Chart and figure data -
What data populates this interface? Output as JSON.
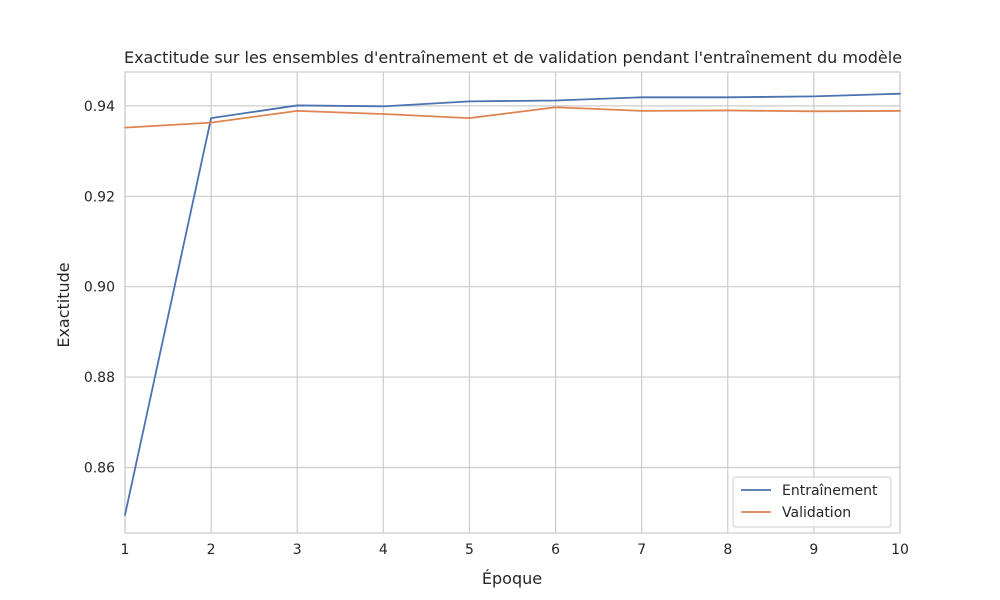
{
  "chart_data": {
    "type": "line",
    "title": "Exactitude sur les ensembles d'entraînement et de validation pendant l'entraînement du modèle",
    "xlabel": "Époque",
    "ylabel": "Exactitude",
    "x": [
      1,
      2,
      3,
      4,
      5,
      6,
      7,
      8,
      9,
      10
    ],
    "xlim": [
      1,
      10
    ],
    "ylim": [
      0.8455,
      0.9475
    ],
    "yticks": [
      0.86,
      0.88,
      0.9,
      0.92,
      0.94
    ],
    "ytick_labels": [
      "0.86",
      "0.88",
      "0.90",
      "0.92",
      "0.94"
    ],
    "xtick_labels": [
      "1",
      "2",
      "3",
      "4",
      "5",
      "6",
      "7",
      "8",
      "9",
      "10"
    ],
    "grid": true,
    "legend_position": "lower-right",
    "series": [
      {
        "name": "Entraînement",
        "color": "#4c72b0",
        "values": [
          0.8495,
          0.9373,
          0.9401,
          0.9399,
          0.941,
          0.9412,
          0.9419,
          0.9419,
          0.9421,
          0.9427
        ]
      },
      {
        "name": "Validation",
        "color": "#dd8452",
        "values": [
          0.9352,
          0.9363,
          0.9389,
          0.9382,
          0.9373,
          0.9397,
          0.9389,
          0.939,
          0.9388,
          0.9389
        ]
      }
    ]
  }
}
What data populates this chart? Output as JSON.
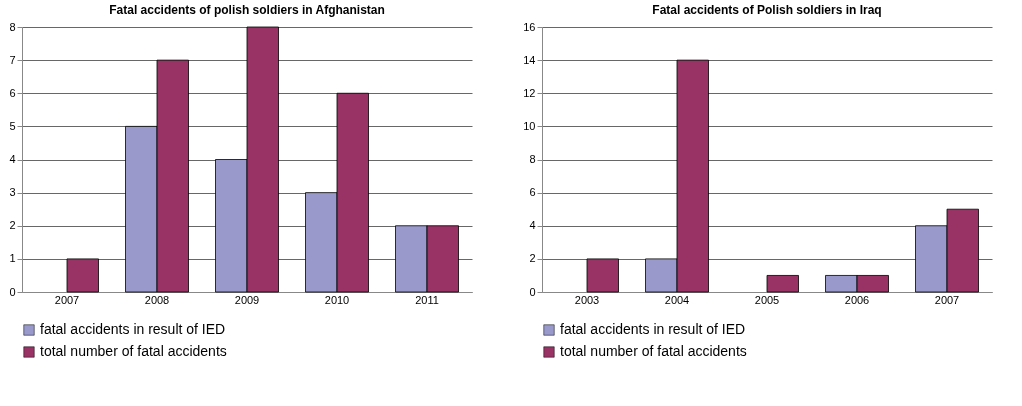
{
  "chart_data": [
    {
      "type": "bar",
      "title": "Fatal accidents of polish soldiers in Afghanistan",
      "categories": [
        "2007",
        "2008",
        "2009",
        "2010",
        "2011"
      ],
      "series": [
        {
          "name": "fatal accidents in result of IED",
          "color": "#9999cc",
          "values": [
            null,
            5,
            4,
            3,
            2
          ]
        },
        {
          "name": "total number of fatal accidents",
          "color": "#993366",
          "values": [
            1,
            7,
            8,
            6,
            2
          ]
        }
      ],
      "ylim": [
        0,
        8
      ],
      "yticks": [
        0,
        1,
        2,
        3,
        4,
        5,
        6,
        7,
        8
      ],
      "grid": "y",
      "legend": "bottom"
    },
    {
      "type": "bar",
      "title": "Fatal accidents of Polish soldiers in Iraq",
      "categories": [
        "2003",
        "2004",
        "2005",
        "2006",
        "2007"
      ],
      "series": [
        {
          "name": "fatal accidents in result of IED",
          "color": "#9999cc",
          "values": [
            null,
            2,
            null,
            1,
            4
          ]
        },
        {
          "name": "total number of fatal accidents",
          "color": "#993366",
          "values": [
            2,
            14,
            1,
            1,
            5
          ]
        }
      ],
      "ylim": [
        0,
        16
      ],
      "yticks": [
        0,
        2,
        4,
        6,
        8,
        10,
        12,
        14,
        16
      ],
      "grid": "y",
      "legend": "bottom"
    }
  ]
}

WHAT THE TASK REQUIRES -
Transcribe the records above verbatim. Do not carry over any picture.

ANSWER IN FULL -
What data populates this interface? Output as JSON.
{
  "chart_data": {
    "type": "line",
    "title": "Exactitude sur les ensembles d'entraînement et de validation pendant l'entraînement du modèle",
    "xlabel": "Époque",
    "ylabel": "Exactitude",
    "x": [
      1,
      2,
      3,
      4,
      5,
      6,
      7,
      8,
      9,
      10
    ],
    "xlim": [
      1,
      10
    ],
    "ylim": [
      0.8455,
      0.9475
    ],
    "yticks": [
      0.86,
      0.88,
      0.9,
      0.92,
      0.94
    ],
    "ytick_labels": [
      "0.86",
      "0.88",
      "0.90",
      "0.92",
      "0.94"
    ],
    "xtick_labels": [
      "1",
      "2",
      "3",
      "4",
      "5",
      "6",
      "7",
      "8",
      "9",
      "10"
    ],
    "grid": true,
    "legend_position": "lower-right",
    "series": [
      {
        "name": "Entraînement",
        "color": "#4c72b0",
        "values": [
          0.8495,
          0.9373,
          0.9401,
          0.9399,
          0.941,
          0.9412,
          0.9419,
          0.9419,
          0.9421,
          0.9427
        ]
      },
      {
        "name": "Validation",
        "color": "#dd8452",
        "values": [
          0.9352,
          0.9363,
          0.9389,
          0.9382,
          0.9373,
          0.9397,
          0.9389,
          0.939,
          0.9388,
          0.9389
        ]
      }
    ]
  }
}
What data populates this chart? Output as JSON.
{
  "chart_data": [
    {
      "type": "bar",
      "title": "Fatal accidents of polish soldiers in Afghanistan",
      "categories": [
        "2007",
        "2008",
        "2009",
        "2010",
        "2011"
      ],
      "series": [
        {
          "name": "fatal accidents in result of IED",
          "color": "#9999cc",
          "values": [
            null,
            5,
            4,
            3,
            2
          ]
        },
        {
          "name": "total number of fatal accidents",
          "color": "#993366",
          "values": [
            1,
            7,
            8,
            6,
            2
          ]
        }
      ],
      "ylim": [
        0,
        8
      ],
      "yticks": [
        0,
        1,
        2,
        3,
        4,
        5,
        6,
        7,
        8
      ],
      "grid": "y",
      "legend": "bottom"
    },
    {
      "type": "bar",
      "title": "Fatal accidents of Polish soldiers in Iraq",
      "categories": [
        "2003",
        "2004",
        "2005",
        "2006",
        "2007"
      ],
      "series": [
        {
          "name": "fatal accidents in result of IED",
          "color": "#9999cc",
          "values": [
            null,
            2,
            null,
            1,
            4
          ]
        },
        {
          "name": "total number of fatal accidents",
          "color": "#993366",
          "values": [
            2,
            14,
            1,
            1,
            5
          ]
        }
      ],
      "ylim": [
        0,
        16
      ],
      "yticks": [
        0,
        2,
        4,
        6,
        8,
        10,
        12,
        14,
        16
      ],
      "grid": "y",
      "legend": "bottom"
    }
  ]
}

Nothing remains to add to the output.